_Work instructions_
Reproduce the listing below in full and without alteration, apart from its pictures.

_Provided records_
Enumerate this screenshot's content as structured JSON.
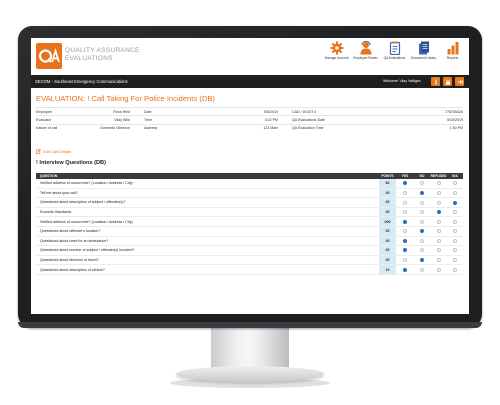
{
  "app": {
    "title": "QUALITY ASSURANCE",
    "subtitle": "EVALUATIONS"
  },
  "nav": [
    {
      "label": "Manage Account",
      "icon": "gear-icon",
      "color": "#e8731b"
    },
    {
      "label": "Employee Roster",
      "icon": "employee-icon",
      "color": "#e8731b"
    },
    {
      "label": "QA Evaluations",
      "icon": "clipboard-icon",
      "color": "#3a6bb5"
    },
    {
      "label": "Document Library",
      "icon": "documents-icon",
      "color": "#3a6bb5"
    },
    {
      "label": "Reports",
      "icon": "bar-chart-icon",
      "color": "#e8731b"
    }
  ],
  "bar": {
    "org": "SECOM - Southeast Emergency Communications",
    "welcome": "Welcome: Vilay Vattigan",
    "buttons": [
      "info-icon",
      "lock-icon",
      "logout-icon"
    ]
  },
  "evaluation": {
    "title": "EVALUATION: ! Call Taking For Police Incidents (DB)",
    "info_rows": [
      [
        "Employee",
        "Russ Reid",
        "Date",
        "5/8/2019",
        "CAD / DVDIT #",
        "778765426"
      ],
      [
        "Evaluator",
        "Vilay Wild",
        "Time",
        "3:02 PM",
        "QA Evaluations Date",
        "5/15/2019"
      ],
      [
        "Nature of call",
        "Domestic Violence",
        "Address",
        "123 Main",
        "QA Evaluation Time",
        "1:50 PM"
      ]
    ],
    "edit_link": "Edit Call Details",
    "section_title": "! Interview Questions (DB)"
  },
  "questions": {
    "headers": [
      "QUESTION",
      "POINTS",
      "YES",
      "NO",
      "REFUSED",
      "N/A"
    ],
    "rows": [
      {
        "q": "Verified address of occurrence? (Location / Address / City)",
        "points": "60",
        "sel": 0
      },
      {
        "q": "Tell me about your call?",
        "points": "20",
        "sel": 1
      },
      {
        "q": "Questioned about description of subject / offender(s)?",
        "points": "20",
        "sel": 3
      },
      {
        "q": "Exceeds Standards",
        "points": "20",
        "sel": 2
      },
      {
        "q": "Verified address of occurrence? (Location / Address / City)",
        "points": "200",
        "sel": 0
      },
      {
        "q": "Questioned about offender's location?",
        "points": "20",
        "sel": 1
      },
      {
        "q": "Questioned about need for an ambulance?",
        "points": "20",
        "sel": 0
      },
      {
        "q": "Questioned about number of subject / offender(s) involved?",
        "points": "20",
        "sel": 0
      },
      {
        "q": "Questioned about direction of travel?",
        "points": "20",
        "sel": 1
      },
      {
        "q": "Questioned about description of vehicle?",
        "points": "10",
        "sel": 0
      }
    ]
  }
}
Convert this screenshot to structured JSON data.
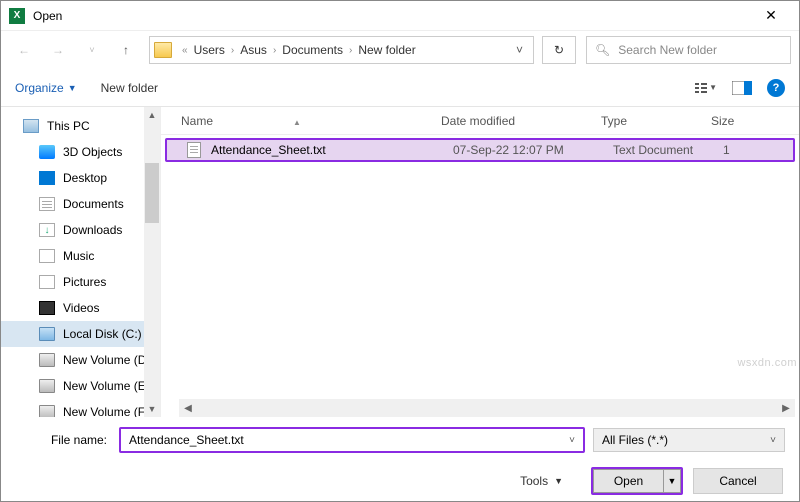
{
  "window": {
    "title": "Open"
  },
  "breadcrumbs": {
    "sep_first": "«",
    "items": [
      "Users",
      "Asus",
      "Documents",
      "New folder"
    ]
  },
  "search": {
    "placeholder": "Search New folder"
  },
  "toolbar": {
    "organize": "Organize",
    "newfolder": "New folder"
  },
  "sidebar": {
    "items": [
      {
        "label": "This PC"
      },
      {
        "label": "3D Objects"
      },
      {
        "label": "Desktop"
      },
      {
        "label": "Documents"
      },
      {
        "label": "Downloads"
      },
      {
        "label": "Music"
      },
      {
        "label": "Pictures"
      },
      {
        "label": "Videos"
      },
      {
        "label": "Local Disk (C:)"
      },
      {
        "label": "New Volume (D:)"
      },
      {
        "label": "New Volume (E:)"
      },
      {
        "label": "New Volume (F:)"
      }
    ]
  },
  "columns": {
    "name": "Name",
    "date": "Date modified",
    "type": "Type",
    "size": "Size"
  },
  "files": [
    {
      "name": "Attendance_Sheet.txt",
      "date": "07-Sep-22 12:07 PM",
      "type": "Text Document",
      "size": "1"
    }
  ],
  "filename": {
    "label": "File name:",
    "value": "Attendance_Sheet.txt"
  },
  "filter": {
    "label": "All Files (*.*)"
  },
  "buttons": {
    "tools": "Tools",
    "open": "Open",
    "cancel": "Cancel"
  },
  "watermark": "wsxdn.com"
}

_Result below_
Enumerate this screenshot's content as structured JSON.
{
  "app": {
    "title": "QUALITY ASSURANCE",
    "subtitle": "EVALUATIONS"
  },
  "nav": [
    {
      "label": "Manage Account",
      "icon": "gear-icon",
      "color": "#e8731b"
    },
    {
      "label": "Employee Roster",
      "icon": "employee-icon",
      "color": "#e8731b"
    },
    {
      "label": "QA Evaluations",
      "icon": "clipboard-icon",
      "color": "#3a6bb5"
    },
    {
      "label": "Document Library",
      "icon": "documents-icon",
      "color": "#3a6bb5"
    },
    {
      "label": "Reports",
      "icon": "bar-chart-icon",
      "color": "#e8731b"
    }
  ],
  "bar": {
    "org": "SECOM - Southeast Emergency Communications",
    "welcome": "Welcome: Vilay Vattigan",
    "buttons": [
      "info-icon",
      "lock-icon",
      "logout-icon"
    ]
  },
  "evaluation": {
    "title": "EVALUATION: ! Call Taking For Police Incidents (DB)",
    "info_rows": [
      [
        "Employee",
        "Russ Reid",
        "Date",
        "5/8/2019",
        "CAD / DVDIT #",
        "778765426"
      ],
      [
        "Evaluator",
        "Vilay Wild",
        "Time",
        "3:02 PM",
        "QA Evaluations Date",
        "5/15/2019"
      ],
      [
        "Nature of call",
        "Domestic Violence",
        "Address",
        "123 Main",
        "QA Evaluation Time",
        "1:50 PM"
      ]
    ],
    "edit_link": "Edit Call Details",
    "section_title": "! Interview Questions (DB)"
  },
  "questions": {
    "headers": [
      "QUESTION",
      "POINTS",
      "YES",
      "NO",
      "REFUSED",
      "N/A"
    ],
    "rows": [
      {
        "q": "Verified address of occurrence? (Location / Address / City)",
        "points": "60",
        "sel": 0
      },
      {
        "q": "Tell me about your call?",
        "points": "20",
        "sel": 1
      },
      {
        "q": "Questioned about description of subject / offender(s)?",
        "points": "20",
        "sel": 3
      },
      {
        "q": "Exceeds Standards",
        "points": "20",
        "sel": 2
      },
      {
        "q": "Verified address of occurrence? (Location / Address / City)",
        "points": "200",
        "sel": 0
      },
      {
        "q": "Questioned about offender's location?",
        "points": "20",
        "sel": 1
      },
      {
        "q": "Questioned about need for an ambulance?",
        "points": "20",
        "sel": 0
      },
      {
        "q": "Questioned about number of subject / offender(s) involved?",
        "points": "20",
        "sel": 0
      },
      {
        "q": "Questioned about direction of travel?",
        "points": "20",
        "sel": 1
      },
      {
        "q": "Questioned about description of vehicle?",
        "points": "10",
        "sel": 0
      }
    ]
  }
}
Convert this screenshot to structured JSON data.
{
  "window": {
    "title": "Open"
  },
  "breadcrumbs": {
    "sep_first": "«",
    "items": [
      "Users",
      "Asus",
      "Documents",
      "New folder"
    ]
  },
  "search": {
    "placeholder": "Search New folder"
  },
  "toolbar": {
    "organize": "Organize",
    "newfolder": "New folder"
  },
  "sidebar": {
    "items": [
      {
        "label": "This PC"
      },
      {
        "label": "3D Objects"
      },
      {
        "label": "Desktop"
      },
      {
        "label": "Documents"
      },
      {
        "label": "Downloads"
      },
      {
        "label": "Music"
      },
      {
        "label": "Pictures"
      },
      {
        "label": "Videos"
      },
      {
        "label": "Local Disk (C:)"
      },
      {
        "label": "New Volume (D:)"
      },
      {
        "label": "New Volume (E:)"
      },
      {
        "label": "New Volume (F:)"
      }
    ]
  },
  "columns": {
    "name": "Name",
    "date": "Date modified",
    "type": "Type",
    "size": "Size"
  },
  "files": [
    {
      "name": "Attendance_Sheet.txt",
      "date": "07-Sep-22 12:07 PM",
      "type": "Text Document",
      "size": "1"
    }
  ],
  "filename": {
    "label": "File name:",
    "value": "Attendance_Sheet.txt"
  },
  "filter": {
    "label": "All Files (*.*)"
  },
  "buttons": {
    "tools": "Tools",
    "open": "Open",
    "cancel": "Cancel"
  },
  "watermark": "wsxdn.com"
}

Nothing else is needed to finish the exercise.